• EXERCISE DETAILS
Where a line contains the string "manus", copy that line.

• RAW DATA
------------------------
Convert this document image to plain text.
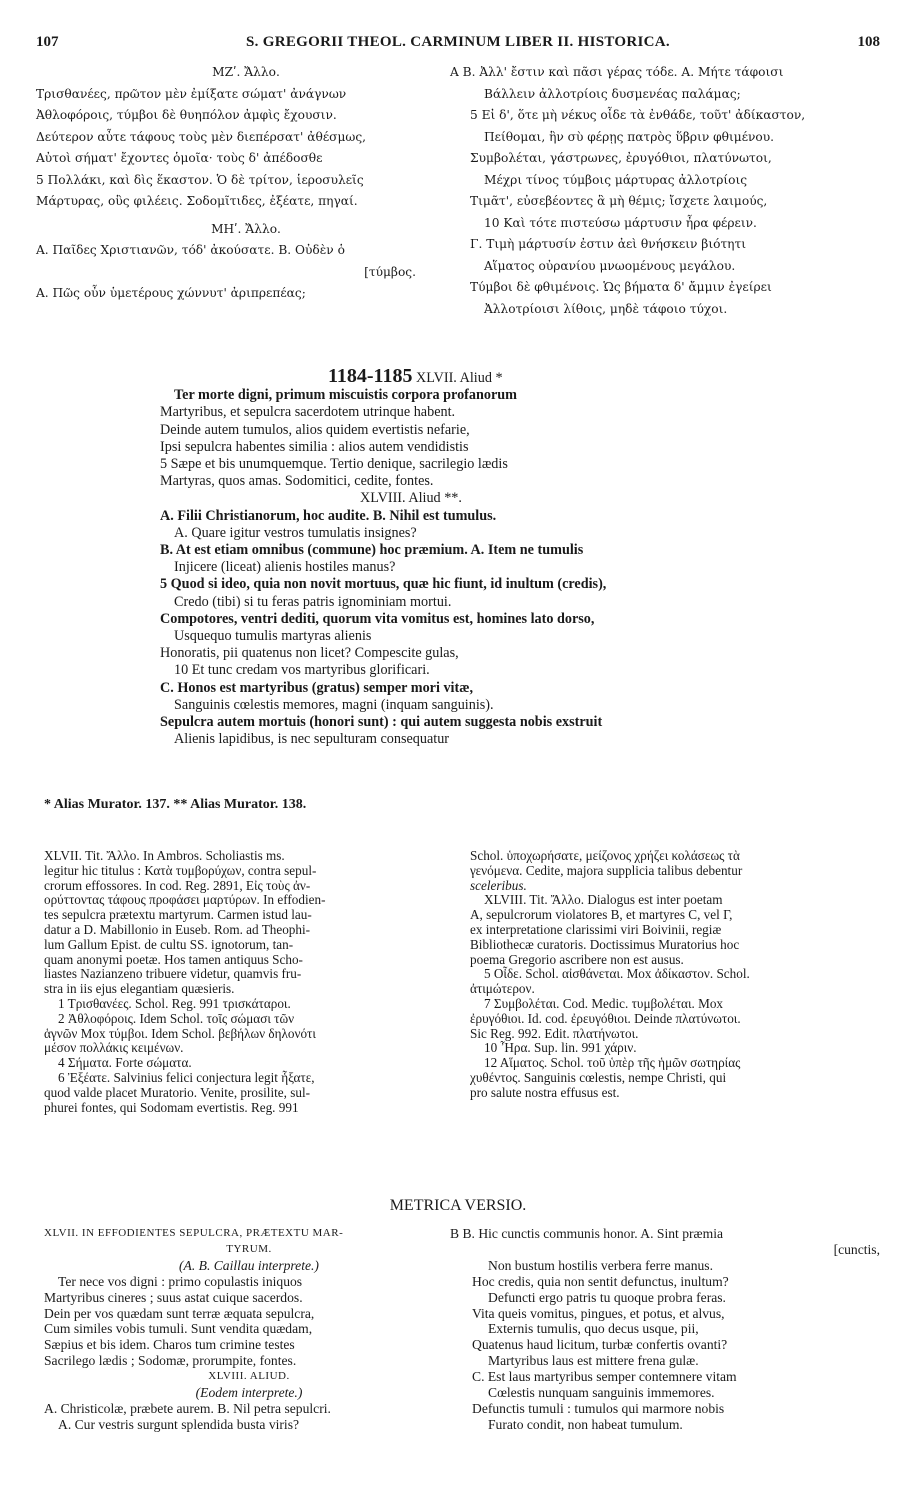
107	S. GREGORII THEOL. CARMINUM LIBER II. HISTORICA.	108
ΜΖʹ. Ἄλλο.
Τρισθανέες, πρῶτον μὲν ἐμίξατε σώματ' ἀνάγνων
Ἀθλοφόροις, τύμβοι δὲ θυηπόλον ἀμφὶς ἔχουσιν.
Δεύτερον αὖτε τάφους τοὺς μὲν διεπέρσατ' ἀθέσμως,
Αὐτοὶ σήματ' ἔχοντες ὁμοῖα· τοὺς δ' ἀπέδοσθε
5 Πολλάκι, καὶ δὶς ἕκαστον. Ὁ δὲ τρίτον, ἱεροσυλεῖς
Μάρτυρας, οὓς φιλέεις. Σοδομῖτιδες, ἐξέατε, πηγαί.
ΜΗʹ. Ἄλλο.
Α. Παῖδες Χριστιανῶν, τόδ' ἀκούσατε. Β. Οὐδὲν ὁ
[τύμβος.
Α. Πῶς οὖν ὑμετέρους χώννυτ' ἀριπρεπέας;
Α Β. Ἀλλ' ἔστιν καὶ πᾶσι γέρας τόδε. Α. Μήτε τάφοισι
Βάλλειν ἀλλοτρίοις δυσμενέας παλάμας;
5 Εἰ δ', ὅτε μὴ νέκυς οἶδε τὰ ἐνθάδε, τοῦτ' ἀδίκαστον,
Πείθομαι, ἣν σὺ φέρῃς πατρὸς ὕβριν φθιμένου.
Συμβολέται, γάστρωνες, ἐρυγόθιοι, πλατύνωτοι,
Μέχρι τίνος τύμβοις μάρτυρας ἀλλοτρίοις
Τιμᾶτ', εὐσεβέοντες ἃ μὴ θέμις; ἴσχετε λαιμούς,
10 Καὶ τότε πιστεύσω μάρτυσιν ἦρα φέρειν.
Γ. Τιμὴ μάρτυσίν ἐστιν ἀεὶ θνήσκειν βιότητι
Αἵματος οὐρανίου μνωομένους μεγάλου.
Τύμβοι δὲ φθιμένοις. Ὡς βήματα δ' ἄμμιν ἐγείρει
Ἀλλοτρίοισι λίθοις, μηδὲ τάφοιο τύχοι.
1184-1185 XLVII. Aliud *
Ter morte digni, primum miscuistis corpora profanorum
Martyribus, et sepulcra sacerdotem utrinque habent.
Deinde autem tumulos, alios quidem evertistis nefarie,
Ipsi sepulcra habentes similia : alios autem vendidistis
5 Sæpe et bis unumquemque. Tertio denique, sacrilegio lædis
Martyras, quos amas. Sodomitici, cedite, fontes.
XLVIII. Aliud **.
A. Filii Christianorum, hoc audite. B. Nihil est tumulus.
A. Quare igitur vestros tumulatis insignes?
B. At est etiam omnibus (commune) hoc præmium. A. Item ne tumulis
Injicere (liceat) alienis hostiles manus?
5 Quod si ideo, quia non novit mortuus, quæ hic fiunt, id inultum (credis),
Credo (tibi) si tu feras patris ignominiam mortui.
Compotores, ventri dediti, quorum vita vomitus est, homines lato dorso,
Usquequo tumulis martyras alienis
Honoratis, pii quatenus non licet? Compescite gulas,
10 Et tunc credam vos martyribus glorificari.
C. Honos est martyribus (gratus) semper mori vitæ,
Sanguinis cœlestis memores, magni (inquam sanguinis).
Sepulcra autem mortuis (honori sunt) : qui autem suggesta nobis exstruit
Alienis lapidibus, is nec sepulturam consequatur
* Alias Murator. 137. ** Alias Murator. 138.
XLVII. Tit. Ἄλλο. In Ambros. Scholiastis ms.
legitur hic titulus : Κατὰ τυμβορύχων, contra sepul-
crorum effossores. In cod. Reg. 2891, Εἰς τοὺς ἀν-
ορύττοντας τάφους προφάσει μαρτύρων. In effodien-
tes sepulcra prætextu martyrum. Carmen istud lau-
datur a D. Mabillonio in Euseb. Rom. ad Theophi-
lum Gallum Epist. de cultu SS. ignotorum, tan-
quam anonymi poetæ. Hos tamen antiquus Scho-
liastes Nazianzeno tribuere videtur, quamvis fru-
stra in iis ejus elegantiam quæsieris.
1 Τρισθανέες. Schol. Reg. 991 τρισκάταροι.
2 Ἀθλοφόροις. Idem Schol. τοῖς σώμασι τῶν
ἁγνῶν Mox τύμβοι. Idem Schol. βεβήλων δηλονότι
μέσον πολλάκις κειμένων.
4 Σήματα. Forte σώματα.
6 Ἐξέατε. Salvinius felici conjectura legit ἧξατε,
quod valde placet Muratorio. Venite, prosilite, sul-
phurei fontes, qui Sodomam evertistis. Reg. 991
Schol. ὑποχωρήσατε, μείζονος χρήζει κολάσεως τὰ
γενόμενα. Cedite, majora supplicia talibus debentur
sceleribus.
XLVIII. Tit. Ἄλλο. Dialogus est inter poetam
A, sepulcrorum violatores B, et martyres C, vel Γ,
ex interpretatione clarissimi viri Boivinii, regiæ
Bibliothecæ curatoris. Doctissimus Muratorius hoc
poema Gregorio ascribere non est ausus.
5 Οἶδε. Schol. αἰσθάνεται. Mox ἀδίκαστον. Schol.
ἀτιμώτερον.
7 Συμβολέται. Cod. Medic. τυμβολέται. Mox
ἐρυγόθιοι. Id. cod. ἐρευγόθιοι. Deinde πλατύνωτοι.
Sic Reg. 992. Edit. πλατήνωτοι.
10 Ἦρα. Sup. lin. 991 χάριν.
12 Αἵματος. Schol. τοῦ ὑπὲρ τῆς ἡμῶν σωτηρίας
χυθέντος. Sanguinis cœlestis, nempe Christi, qui
pro salute nostra effusus est.
METRICA VERSIO.
XLVII. IN EFFODIENTES SEPULCRA, PRÆTEXTU MAR-
TYRUM.
(A. B. Caillau interprete.)
Ter nece vos digni : primo copulastis iniquos
Martyribus cineres ; suus astat cuique sacerdos.
Dein per vos quædam sunt terræ æquata sepulcra,
Cum similes vobis tumuli. Sunt vendita quædam,
Sæpius et bis idem. Charos tum crimine testes
Sacrilego lædis ; Sodomæ, prorumpite, fontes.
XLVIII. ALIUD.
(Eodem interprete.)
A. Christicolæ, præbete aurem. B. Nil petra sepulcri.
A. Cur vestris surgunt splendida busta viris?
B B. Hic cunctis communis honor. A. Sint præmia
[cunctis,
Non bustum hostilis verbera ferre manus.
Hoc credis, quia non sentit defunctus, inultum?
Defuncti ergo patris tu quoque probra feras.
Vita queis vomitus, pingues, et potus, et alvus,
Externis tumulis, quo decus usque, pii,
Quatenus haud licitum, turbæ confertis ovanti?
Martyribus laus est mittere frena gulæ.
C. Est laus martyribus semper contemnere vitam
Cœlestis nunquam sanguinis immemores.
Defunctis tumuli : tumulos qui marmore nobis
Furato condit, non habeat tumulum.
------------------------
• EXERCISE OUTPUT
Injicere (liceat) alienis hostiles manus?
Non bustum hostilis verbera ferre manus.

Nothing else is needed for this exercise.